PROBLEM TO WORK ON:
Pick out each line in these entries that contains the string "ylabel".

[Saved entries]

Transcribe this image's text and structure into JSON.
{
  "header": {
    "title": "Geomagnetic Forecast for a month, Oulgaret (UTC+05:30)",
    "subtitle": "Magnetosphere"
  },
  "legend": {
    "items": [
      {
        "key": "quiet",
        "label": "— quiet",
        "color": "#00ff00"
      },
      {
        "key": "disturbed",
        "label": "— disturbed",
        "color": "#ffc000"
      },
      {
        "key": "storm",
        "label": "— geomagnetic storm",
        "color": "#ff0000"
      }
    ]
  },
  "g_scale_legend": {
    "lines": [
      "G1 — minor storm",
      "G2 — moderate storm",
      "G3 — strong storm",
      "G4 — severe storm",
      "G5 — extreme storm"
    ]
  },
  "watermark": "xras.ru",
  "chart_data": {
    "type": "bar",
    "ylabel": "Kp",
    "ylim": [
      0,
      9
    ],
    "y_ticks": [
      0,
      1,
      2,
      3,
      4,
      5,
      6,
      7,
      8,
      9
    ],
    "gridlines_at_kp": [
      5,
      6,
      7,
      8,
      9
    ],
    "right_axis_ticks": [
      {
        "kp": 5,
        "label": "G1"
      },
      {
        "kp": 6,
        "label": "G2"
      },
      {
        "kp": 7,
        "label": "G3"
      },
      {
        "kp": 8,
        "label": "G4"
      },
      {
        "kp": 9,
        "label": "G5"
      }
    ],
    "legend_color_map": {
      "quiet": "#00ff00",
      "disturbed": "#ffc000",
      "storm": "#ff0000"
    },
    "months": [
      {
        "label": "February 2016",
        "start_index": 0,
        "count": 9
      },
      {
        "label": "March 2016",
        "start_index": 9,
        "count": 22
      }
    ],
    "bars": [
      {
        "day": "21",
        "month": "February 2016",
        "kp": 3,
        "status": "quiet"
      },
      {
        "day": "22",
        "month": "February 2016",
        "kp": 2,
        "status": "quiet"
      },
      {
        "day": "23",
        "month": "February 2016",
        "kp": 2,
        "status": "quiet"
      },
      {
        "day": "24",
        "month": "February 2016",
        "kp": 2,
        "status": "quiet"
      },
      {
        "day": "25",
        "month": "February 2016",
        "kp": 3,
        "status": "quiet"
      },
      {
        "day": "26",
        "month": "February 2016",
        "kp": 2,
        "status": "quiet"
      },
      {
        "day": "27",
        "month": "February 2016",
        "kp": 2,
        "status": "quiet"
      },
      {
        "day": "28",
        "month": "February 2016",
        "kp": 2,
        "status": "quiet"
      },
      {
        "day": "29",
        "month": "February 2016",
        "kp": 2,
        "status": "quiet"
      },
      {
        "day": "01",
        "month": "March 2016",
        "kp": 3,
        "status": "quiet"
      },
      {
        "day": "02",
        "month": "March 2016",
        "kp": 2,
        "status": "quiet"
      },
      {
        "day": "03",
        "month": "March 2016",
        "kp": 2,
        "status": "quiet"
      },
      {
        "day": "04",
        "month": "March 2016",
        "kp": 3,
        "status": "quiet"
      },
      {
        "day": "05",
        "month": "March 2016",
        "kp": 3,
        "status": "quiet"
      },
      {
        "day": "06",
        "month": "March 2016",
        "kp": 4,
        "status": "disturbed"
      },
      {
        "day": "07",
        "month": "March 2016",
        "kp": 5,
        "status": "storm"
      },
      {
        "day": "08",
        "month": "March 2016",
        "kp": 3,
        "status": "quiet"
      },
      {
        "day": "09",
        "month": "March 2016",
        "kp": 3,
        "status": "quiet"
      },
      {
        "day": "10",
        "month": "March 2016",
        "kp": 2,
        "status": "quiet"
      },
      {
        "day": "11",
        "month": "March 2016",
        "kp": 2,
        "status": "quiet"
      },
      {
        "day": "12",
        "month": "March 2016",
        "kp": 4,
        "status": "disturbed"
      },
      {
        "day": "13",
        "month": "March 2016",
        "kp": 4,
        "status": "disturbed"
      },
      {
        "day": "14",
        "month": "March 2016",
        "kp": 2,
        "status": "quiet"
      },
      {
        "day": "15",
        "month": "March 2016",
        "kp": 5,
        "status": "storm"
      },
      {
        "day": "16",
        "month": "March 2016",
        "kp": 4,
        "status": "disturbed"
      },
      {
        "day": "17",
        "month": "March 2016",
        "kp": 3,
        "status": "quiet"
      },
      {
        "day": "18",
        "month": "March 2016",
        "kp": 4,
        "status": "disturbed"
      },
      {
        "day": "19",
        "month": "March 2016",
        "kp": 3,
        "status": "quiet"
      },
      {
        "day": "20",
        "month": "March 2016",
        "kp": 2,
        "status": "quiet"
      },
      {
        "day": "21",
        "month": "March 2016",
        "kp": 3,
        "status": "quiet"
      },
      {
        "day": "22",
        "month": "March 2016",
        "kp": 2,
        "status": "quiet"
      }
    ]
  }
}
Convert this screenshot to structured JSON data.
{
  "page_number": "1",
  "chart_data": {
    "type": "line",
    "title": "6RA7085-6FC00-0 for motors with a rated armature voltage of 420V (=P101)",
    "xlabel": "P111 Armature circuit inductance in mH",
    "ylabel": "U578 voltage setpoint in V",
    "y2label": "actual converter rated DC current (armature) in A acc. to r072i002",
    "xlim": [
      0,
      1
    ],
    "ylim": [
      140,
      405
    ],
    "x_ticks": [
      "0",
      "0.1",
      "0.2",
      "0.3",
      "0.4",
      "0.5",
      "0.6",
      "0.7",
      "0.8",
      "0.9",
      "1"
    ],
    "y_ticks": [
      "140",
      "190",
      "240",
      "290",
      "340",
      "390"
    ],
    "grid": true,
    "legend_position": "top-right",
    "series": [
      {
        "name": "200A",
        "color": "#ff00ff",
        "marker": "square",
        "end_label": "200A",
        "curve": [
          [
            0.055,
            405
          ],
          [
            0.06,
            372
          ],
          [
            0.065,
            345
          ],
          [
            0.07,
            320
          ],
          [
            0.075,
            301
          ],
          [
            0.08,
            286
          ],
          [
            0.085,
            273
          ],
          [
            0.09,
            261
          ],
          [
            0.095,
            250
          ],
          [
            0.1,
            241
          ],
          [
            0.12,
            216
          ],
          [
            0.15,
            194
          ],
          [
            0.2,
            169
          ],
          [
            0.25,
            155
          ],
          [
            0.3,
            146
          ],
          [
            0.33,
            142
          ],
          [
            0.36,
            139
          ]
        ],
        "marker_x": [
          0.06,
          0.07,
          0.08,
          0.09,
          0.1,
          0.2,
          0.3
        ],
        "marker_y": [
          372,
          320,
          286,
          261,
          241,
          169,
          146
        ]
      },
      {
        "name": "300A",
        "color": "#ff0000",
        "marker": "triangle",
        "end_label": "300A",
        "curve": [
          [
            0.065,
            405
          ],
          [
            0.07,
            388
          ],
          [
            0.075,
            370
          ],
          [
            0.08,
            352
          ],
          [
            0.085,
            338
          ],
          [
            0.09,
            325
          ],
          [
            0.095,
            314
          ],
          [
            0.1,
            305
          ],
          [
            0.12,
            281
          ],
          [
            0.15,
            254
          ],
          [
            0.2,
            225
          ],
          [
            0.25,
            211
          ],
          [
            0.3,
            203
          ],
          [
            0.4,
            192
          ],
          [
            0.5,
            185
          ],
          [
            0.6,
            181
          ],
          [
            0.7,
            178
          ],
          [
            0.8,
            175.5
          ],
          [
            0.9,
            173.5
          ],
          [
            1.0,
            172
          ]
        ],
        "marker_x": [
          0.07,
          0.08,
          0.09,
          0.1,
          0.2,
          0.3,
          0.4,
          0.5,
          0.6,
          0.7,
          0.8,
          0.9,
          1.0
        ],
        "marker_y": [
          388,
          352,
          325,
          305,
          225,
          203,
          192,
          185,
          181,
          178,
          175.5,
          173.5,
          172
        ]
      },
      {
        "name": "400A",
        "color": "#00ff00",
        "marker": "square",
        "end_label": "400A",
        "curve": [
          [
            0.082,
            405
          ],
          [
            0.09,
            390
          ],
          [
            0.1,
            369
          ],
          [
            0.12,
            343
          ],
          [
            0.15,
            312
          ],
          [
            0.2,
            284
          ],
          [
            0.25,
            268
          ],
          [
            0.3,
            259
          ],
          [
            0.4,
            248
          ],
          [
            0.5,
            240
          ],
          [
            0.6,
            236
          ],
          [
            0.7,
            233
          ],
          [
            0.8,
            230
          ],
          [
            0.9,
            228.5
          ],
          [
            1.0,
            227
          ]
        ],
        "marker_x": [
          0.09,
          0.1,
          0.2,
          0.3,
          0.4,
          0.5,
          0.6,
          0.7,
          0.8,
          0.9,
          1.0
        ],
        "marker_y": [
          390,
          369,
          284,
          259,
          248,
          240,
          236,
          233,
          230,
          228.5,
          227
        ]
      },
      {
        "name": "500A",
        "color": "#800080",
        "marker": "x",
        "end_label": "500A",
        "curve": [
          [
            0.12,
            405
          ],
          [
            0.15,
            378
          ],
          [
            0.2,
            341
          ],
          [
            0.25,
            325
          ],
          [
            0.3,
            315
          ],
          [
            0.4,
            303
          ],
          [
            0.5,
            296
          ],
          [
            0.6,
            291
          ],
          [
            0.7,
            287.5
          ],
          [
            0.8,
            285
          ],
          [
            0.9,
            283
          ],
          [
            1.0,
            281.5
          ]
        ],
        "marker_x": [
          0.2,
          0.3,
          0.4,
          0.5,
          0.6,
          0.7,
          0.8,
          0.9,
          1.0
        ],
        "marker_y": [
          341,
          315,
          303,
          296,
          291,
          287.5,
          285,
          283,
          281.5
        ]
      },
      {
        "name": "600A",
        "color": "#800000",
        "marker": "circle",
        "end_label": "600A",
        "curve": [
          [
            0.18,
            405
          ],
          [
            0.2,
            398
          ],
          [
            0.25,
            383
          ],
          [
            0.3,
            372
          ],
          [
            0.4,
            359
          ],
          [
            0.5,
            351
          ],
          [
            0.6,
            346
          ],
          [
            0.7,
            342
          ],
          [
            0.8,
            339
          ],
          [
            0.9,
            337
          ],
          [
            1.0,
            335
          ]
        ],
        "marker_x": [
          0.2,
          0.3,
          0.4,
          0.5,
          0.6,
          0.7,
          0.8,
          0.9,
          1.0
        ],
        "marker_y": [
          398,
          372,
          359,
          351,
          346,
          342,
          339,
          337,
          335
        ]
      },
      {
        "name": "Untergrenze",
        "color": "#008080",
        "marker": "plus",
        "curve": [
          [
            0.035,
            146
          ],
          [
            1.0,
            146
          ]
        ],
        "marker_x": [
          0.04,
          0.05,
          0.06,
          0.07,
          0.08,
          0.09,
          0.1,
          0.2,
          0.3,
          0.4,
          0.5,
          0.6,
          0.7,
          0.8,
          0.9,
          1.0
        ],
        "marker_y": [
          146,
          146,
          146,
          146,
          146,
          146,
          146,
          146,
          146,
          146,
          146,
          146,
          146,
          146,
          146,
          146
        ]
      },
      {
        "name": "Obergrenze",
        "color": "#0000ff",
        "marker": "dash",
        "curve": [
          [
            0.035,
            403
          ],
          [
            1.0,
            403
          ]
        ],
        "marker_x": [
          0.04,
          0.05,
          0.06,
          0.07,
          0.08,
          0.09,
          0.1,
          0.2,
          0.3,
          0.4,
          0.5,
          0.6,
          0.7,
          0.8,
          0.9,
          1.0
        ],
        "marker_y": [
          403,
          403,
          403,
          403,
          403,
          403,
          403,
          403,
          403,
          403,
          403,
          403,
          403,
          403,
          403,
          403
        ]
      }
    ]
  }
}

FINISHED TASK:
    "ylabel": "Kp",
    "ylabel": "U578 voltage setpoint in V",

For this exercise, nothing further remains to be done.